--- START ---
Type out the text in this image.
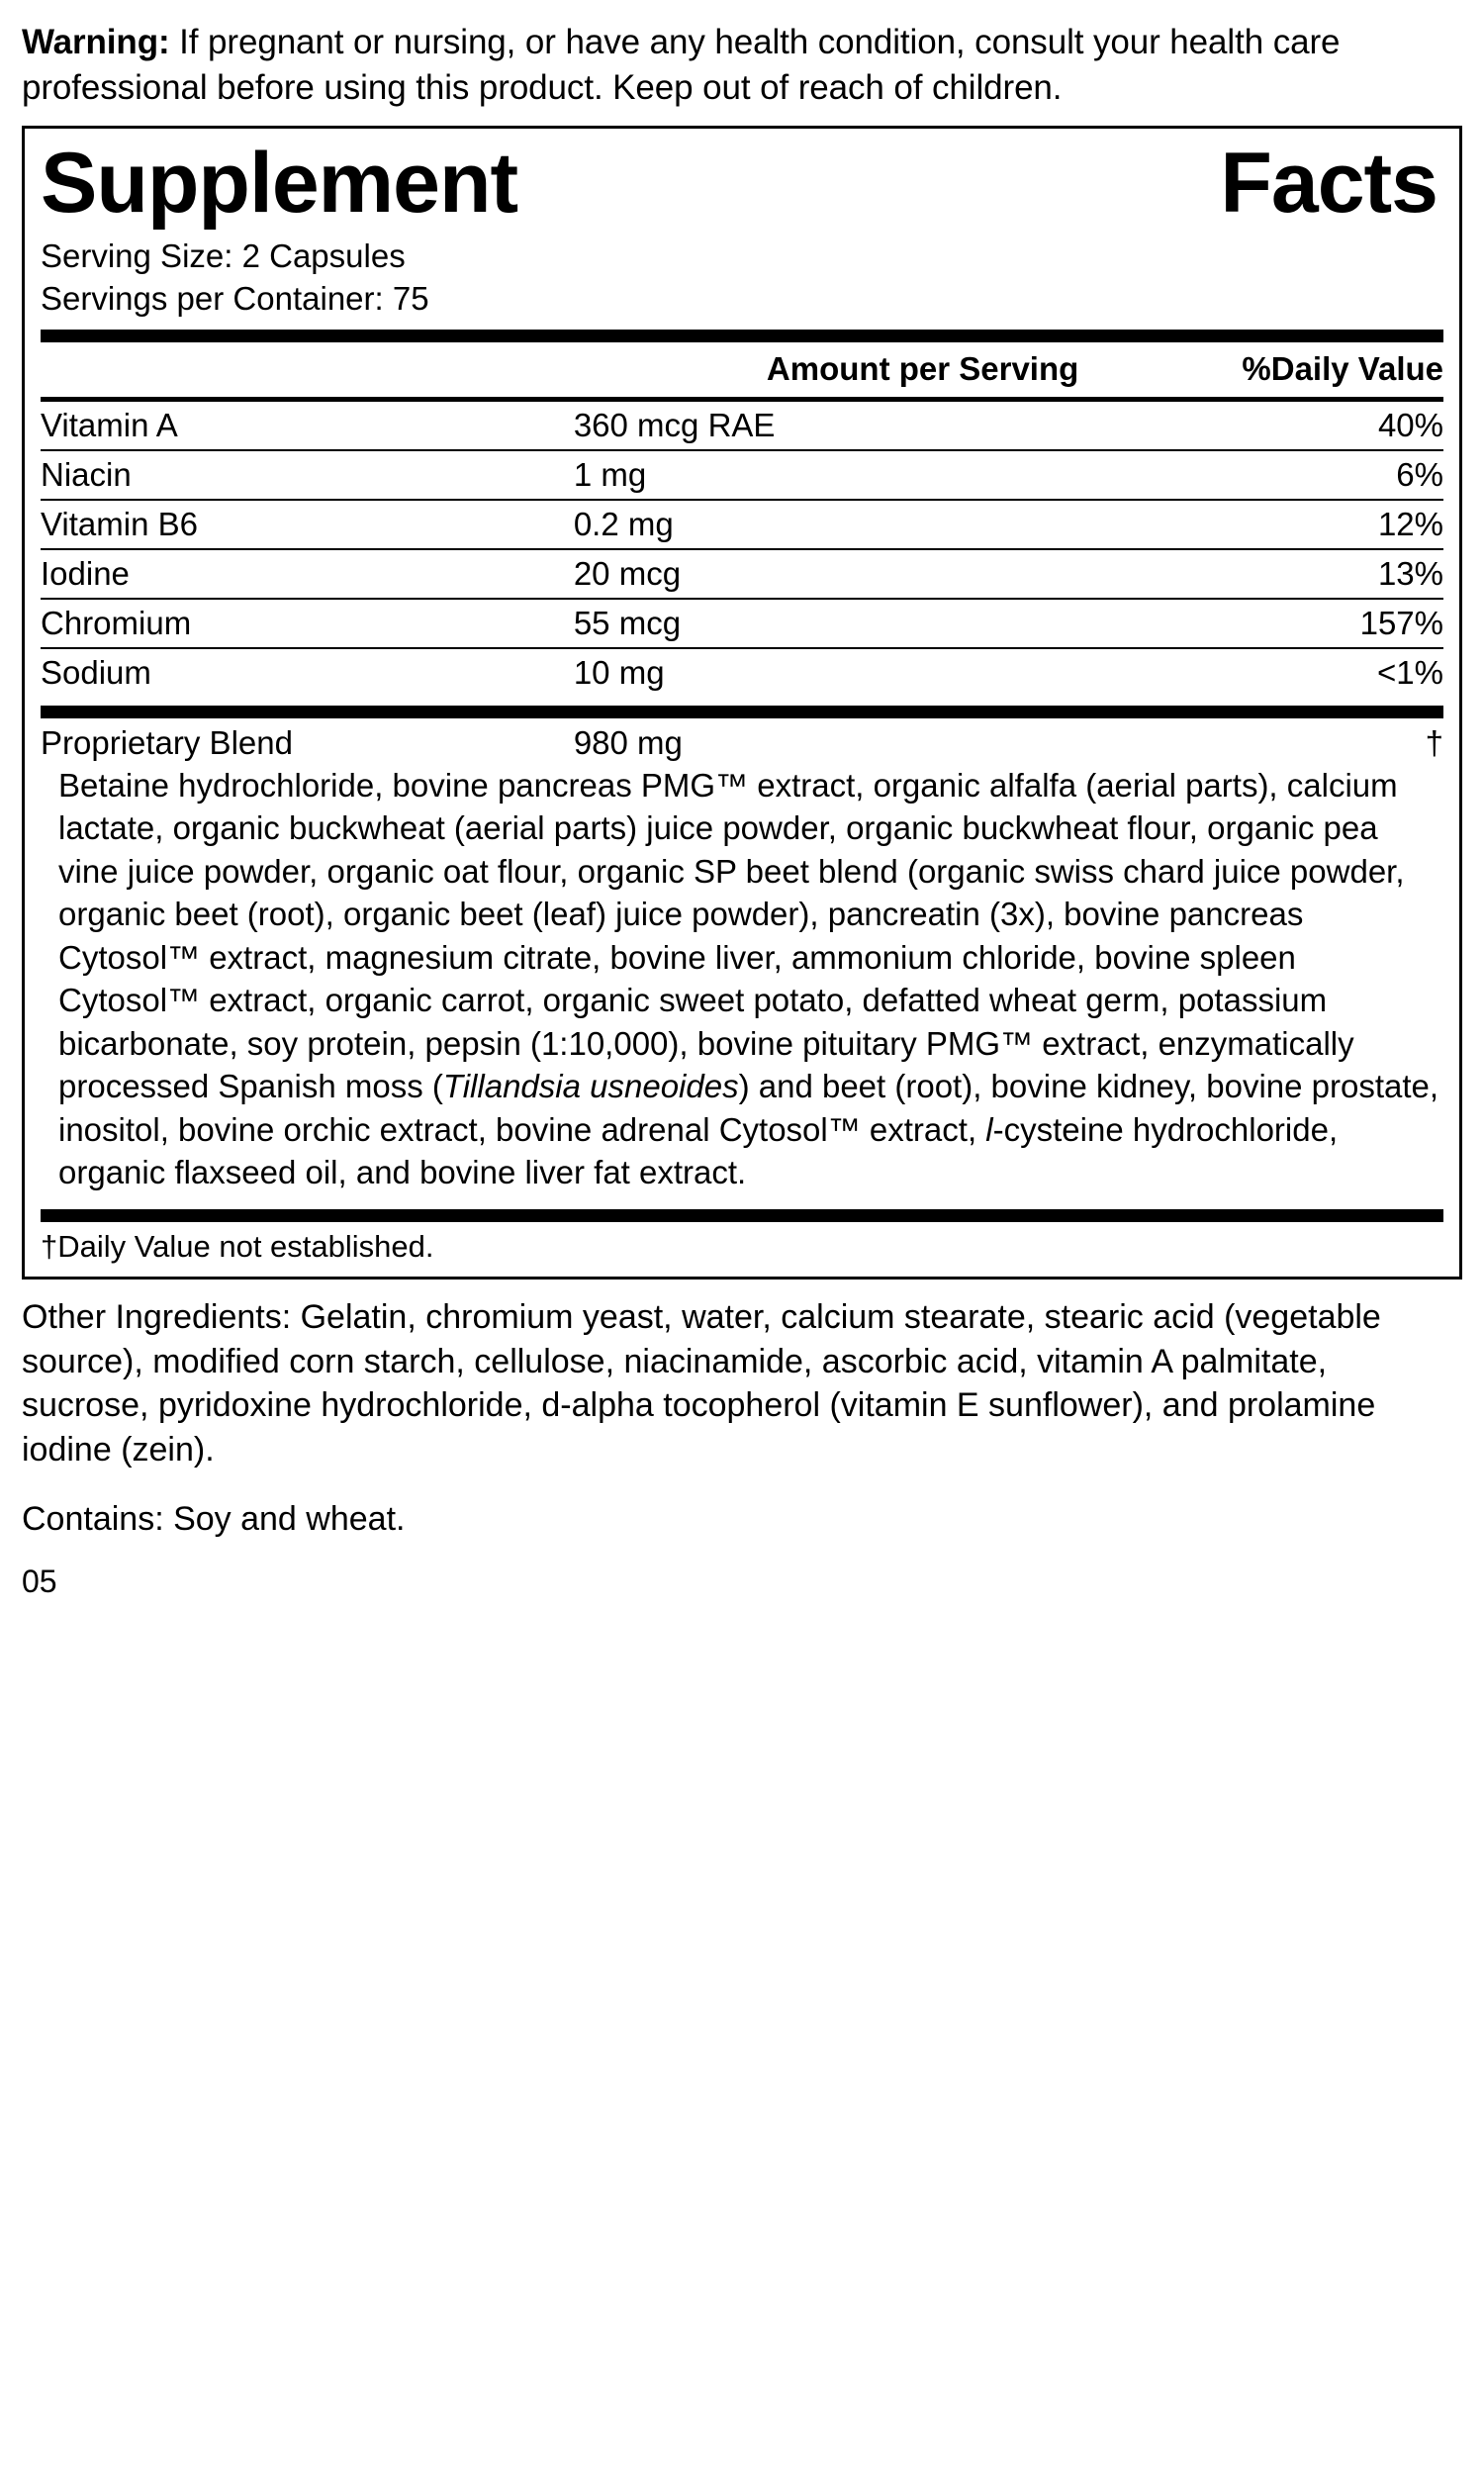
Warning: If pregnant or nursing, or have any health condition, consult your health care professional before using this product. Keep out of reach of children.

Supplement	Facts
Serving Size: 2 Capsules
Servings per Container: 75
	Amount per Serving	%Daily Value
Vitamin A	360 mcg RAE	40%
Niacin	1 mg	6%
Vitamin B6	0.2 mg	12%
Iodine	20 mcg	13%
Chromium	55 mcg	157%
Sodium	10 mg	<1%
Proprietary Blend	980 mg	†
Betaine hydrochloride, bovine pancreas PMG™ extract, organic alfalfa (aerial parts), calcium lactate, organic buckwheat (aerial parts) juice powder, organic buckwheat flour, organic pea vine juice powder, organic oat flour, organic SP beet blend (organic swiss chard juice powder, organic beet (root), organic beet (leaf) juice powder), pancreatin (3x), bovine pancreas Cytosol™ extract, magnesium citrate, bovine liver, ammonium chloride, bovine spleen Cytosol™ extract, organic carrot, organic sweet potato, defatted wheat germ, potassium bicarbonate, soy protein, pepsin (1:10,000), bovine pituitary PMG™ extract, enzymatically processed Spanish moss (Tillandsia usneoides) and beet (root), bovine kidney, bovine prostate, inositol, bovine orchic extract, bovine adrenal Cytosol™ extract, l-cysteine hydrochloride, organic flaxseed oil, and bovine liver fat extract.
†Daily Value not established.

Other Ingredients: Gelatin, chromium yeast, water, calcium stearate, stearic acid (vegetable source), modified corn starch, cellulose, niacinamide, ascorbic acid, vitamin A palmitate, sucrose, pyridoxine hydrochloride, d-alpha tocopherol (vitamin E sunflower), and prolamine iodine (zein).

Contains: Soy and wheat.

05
--- END ---
Scan the entries above. Copy each line that has the string "Daily".

	Amount per Serving	%Daily Value
†Daily Value not established.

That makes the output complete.